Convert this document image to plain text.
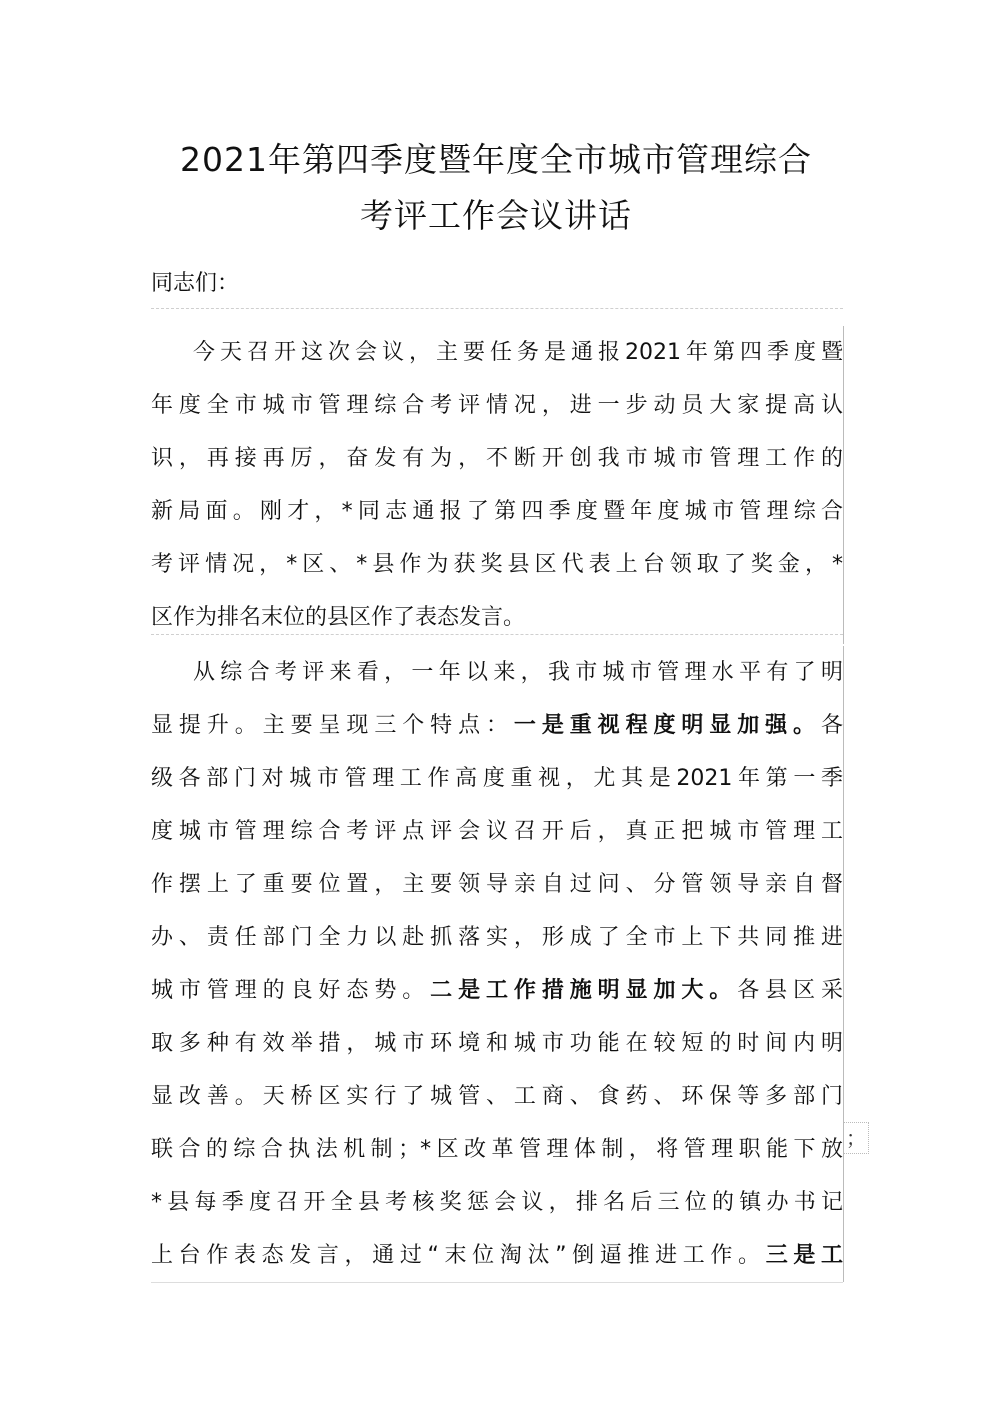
2021年第四季度暨年度全市城市管理综合
考评工作会议讲话
同志们：
今天召开这次会议，主要任务是通报2021年第四季度暨
年度全市城市管理综合考评情况，进一步动员大家提高认
识，再接再厉，奋发有为，不断开创我市城市管理工作的
新局面。刚才，*同志通报了第四季度暨年度城市管理综合
考评情况，*区、*县作为获奖县区代表上台领取了奖金，*
区作为排名末位的县区作了表态发言。
从综合考评来看，一年以来，我市城市管理水平有了明
显提升。主要呈现三个特点：一是重视程度明显加强。各
级各部门对城市管理工作高度重视，尤其是2021年第一季
度城市管理综合考评点评会议召开后，真正把城市管理工
作摆上了重要位置，主要领导亲自过问、分管领导亲自督
办、责任部门全力以赴抓落实，形成了全市上下共同推进
城市管理的良好态势。二是工作措施明显加大。各县区采
取多种有效举措，城市环境和城市功能在较短的时间内明
显改善。天桥区实行了城管、工商、食药、环保等多部门
联合的综合执法机制；*区改革管理体制，将管理职能下放
*县每季度召开全县考核奖惩会议，排名后三位的镇办书记
上台作表态发言，通过“末位淘汰”倒逼推进工作。三是工
；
--
Quote each record exactly as it stands, minus the pictures.

Convert this document image to plain text.
2021年第四季度暨年度全市城市管理综合
考评工作会议讲话
同志们：
今天召开这次会议，主要任务是通报2021年第四季度暨
年度全市城市管理综合考评情况，进一步动员大家提高认
识，再接再厉，奋发有为，不断开创我市城市管理工作的
新局面。刚才，*同志通报了第四季度暨年度城市管理综合
考评情况，*区、*县作为获奖县区代表上台领取了奖金，*
区作为排名末位的县区作了表态发言。
从综合考评来看，一年以来，我市城市管理水平有了明
显提升。主要呈现三个特点：一是重视程度明显加强。各
级各部门对城市管理工作高度重视，尤其是2021年第一季
度城市管理综合考评点评会议召开后，真正把城市管理工
作摆上了重要位置，主要领导亲自过问、分管领导亲自督
办、责任部门全力以赴抓落实，形成了全市上下共同推进
城市管理的良好态势。二是工作措施明显加大。各县区采
取多种有效举措，城市环境和城市功能在较短的时间内明
显改善。天桥区实行了城管、工商、食药、环保等多部门
联合的综合执法机制；*区改革管理体制，将管理职能下放
*县每季度召开全县考核奖惩会议，排名后三位的镇办书记
上台作表态发言，通过“末位淘汰”倒逼推进工作。三是工
；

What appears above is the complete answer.